_PROBLEM TO WORK ON:_
Search the listing below for the string "Печенга" and show each line that contains it.

(Items listed in a dataset)
┌────────
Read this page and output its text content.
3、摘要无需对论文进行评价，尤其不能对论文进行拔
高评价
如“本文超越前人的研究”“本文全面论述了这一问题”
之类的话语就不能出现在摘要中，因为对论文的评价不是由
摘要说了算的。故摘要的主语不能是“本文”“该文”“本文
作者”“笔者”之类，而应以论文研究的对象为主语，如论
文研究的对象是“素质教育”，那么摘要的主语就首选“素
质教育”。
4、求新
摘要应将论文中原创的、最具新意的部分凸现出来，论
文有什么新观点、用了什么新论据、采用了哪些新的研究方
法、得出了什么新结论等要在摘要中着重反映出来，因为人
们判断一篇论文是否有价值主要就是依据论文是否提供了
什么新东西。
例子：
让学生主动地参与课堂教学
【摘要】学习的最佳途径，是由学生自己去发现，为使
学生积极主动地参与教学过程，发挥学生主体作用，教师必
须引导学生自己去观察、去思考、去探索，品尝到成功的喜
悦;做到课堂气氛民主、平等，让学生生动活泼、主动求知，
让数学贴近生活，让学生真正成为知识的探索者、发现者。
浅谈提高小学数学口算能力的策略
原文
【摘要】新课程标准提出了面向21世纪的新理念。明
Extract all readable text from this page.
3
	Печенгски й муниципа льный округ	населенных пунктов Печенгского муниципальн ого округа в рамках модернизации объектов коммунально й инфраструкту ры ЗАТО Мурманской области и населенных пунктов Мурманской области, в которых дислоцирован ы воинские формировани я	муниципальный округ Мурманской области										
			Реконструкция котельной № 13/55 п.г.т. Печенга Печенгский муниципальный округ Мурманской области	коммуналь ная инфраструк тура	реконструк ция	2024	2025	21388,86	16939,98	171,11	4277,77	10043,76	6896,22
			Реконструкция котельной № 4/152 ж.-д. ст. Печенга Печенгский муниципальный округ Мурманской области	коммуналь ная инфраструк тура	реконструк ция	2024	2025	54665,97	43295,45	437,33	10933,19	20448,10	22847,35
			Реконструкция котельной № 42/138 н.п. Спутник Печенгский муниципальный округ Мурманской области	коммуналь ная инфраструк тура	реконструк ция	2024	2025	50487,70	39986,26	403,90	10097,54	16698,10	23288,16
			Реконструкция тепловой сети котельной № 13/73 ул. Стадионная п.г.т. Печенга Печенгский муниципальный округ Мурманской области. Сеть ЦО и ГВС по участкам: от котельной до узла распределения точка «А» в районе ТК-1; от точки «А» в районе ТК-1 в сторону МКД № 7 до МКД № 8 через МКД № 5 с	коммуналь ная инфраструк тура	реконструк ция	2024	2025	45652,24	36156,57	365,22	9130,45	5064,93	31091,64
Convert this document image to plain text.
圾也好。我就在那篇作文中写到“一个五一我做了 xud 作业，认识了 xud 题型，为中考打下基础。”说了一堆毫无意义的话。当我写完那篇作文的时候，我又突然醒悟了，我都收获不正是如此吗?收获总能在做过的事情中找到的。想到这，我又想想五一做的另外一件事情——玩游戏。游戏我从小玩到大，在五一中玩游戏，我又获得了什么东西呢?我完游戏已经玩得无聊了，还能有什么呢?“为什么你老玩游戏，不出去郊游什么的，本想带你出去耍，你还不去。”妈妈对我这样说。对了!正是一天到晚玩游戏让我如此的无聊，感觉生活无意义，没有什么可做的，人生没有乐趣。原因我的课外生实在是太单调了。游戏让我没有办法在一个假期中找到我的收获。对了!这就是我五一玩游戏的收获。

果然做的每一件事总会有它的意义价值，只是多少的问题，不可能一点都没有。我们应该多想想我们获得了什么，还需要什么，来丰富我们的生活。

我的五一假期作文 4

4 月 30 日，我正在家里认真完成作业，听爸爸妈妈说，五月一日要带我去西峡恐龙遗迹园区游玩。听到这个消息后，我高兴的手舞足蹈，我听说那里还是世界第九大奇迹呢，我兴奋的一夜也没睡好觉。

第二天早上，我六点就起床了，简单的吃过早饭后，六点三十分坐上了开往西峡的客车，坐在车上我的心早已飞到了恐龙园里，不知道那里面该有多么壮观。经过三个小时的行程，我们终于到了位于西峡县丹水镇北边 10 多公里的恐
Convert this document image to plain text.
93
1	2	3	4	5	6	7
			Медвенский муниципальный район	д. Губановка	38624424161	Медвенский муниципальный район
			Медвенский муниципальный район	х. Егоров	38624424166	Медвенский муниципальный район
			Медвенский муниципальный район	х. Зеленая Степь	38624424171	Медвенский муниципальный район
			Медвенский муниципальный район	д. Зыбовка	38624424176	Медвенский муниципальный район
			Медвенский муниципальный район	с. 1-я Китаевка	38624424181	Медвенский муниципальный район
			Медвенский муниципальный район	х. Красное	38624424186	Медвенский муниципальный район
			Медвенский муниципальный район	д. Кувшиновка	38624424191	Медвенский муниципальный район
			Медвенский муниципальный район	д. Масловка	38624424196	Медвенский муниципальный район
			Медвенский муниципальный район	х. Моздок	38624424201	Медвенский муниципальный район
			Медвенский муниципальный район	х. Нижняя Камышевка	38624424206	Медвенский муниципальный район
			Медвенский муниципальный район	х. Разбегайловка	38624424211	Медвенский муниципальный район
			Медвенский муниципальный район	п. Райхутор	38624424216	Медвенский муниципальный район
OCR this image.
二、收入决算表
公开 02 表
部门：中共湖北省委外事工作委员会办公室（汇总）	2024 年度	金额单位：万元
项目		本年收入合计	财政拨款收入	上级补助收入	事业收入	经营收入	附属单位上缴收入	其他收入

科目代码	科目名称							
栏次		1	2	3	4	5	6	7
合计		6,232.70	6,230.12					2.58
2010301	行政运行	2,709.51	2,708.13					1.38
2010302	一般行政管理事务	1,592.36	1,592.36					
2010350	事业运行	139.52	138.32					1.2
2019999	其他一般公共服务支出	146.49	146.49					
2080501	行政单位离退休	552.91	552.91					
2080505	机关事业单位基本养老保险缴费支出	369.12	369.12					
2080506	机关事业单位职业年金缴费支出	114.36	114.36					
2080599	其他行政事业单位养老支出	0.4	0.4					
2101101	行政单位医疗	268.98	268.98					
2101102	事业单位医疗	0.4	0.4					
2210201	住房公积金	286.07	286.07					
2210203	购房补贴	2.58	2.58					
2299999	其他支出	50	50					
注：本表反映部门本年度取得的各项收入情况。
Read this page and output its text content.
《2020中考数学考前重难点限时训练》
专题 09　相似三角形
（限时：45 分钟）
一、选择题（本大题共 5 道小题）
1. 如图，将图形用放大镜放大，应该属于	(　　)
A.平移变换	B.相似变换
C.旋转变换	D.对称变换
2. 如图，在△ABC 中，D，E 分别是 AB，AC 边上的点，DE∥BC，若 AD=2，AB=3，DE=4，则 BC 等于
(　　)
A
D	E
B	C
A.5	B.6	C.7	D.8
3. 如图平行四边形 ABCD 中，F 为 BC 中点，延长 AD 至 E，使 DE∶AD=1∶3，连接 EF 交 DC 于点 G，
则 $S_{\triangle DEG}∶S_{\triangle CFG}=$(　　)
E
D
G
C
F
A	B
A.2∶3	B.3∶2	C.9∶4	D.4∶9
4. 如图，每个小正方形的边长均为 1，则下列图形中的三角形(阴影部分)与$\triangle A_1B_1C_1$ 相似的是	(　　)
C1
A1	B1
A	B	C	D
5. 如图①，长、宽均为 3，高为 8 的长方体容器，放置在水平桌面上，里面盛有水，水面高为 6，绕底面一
└────────
_SOLUTION TO THIS PROBLEM:_
			Реконструкция котельной № 13/55 п.г.т. Печенга Печенгский муниципальный округ Мурманской области	коммуналь ная инфраструк тура	реконструк ция	2024	2025	21388,86	16939,98	171,11	4277,77	10043,76	6896,22
			Реконструкция котельной № 4/152 ж.-д. ст. Печенга Печенгский муниципальный округ Мурманской области	коммуналь ная инфраструк тура	реконструк ция	2024	2025	54665,97	43295,45	437,33	10933,19	20448,10	22847,35
			Реконструкция тепловой сети котельной № 13/73 ул. Стадионная п.г.т. Печенга Печенгский муниципальный округ Мурманской области. Сеть ЦО и ГВС по участкам: от котельной до узла распределения точка «А» в районе ТК-1; от точки «А» в районе ТК-1 в сторону МКД № 7 до МКД № 8 через МКД № 5 с	коммуналь ная инфраструк тура	реконструк ция	2024	2025	45652,24	36156,57	365,22	9130,45	5064,93	31091,64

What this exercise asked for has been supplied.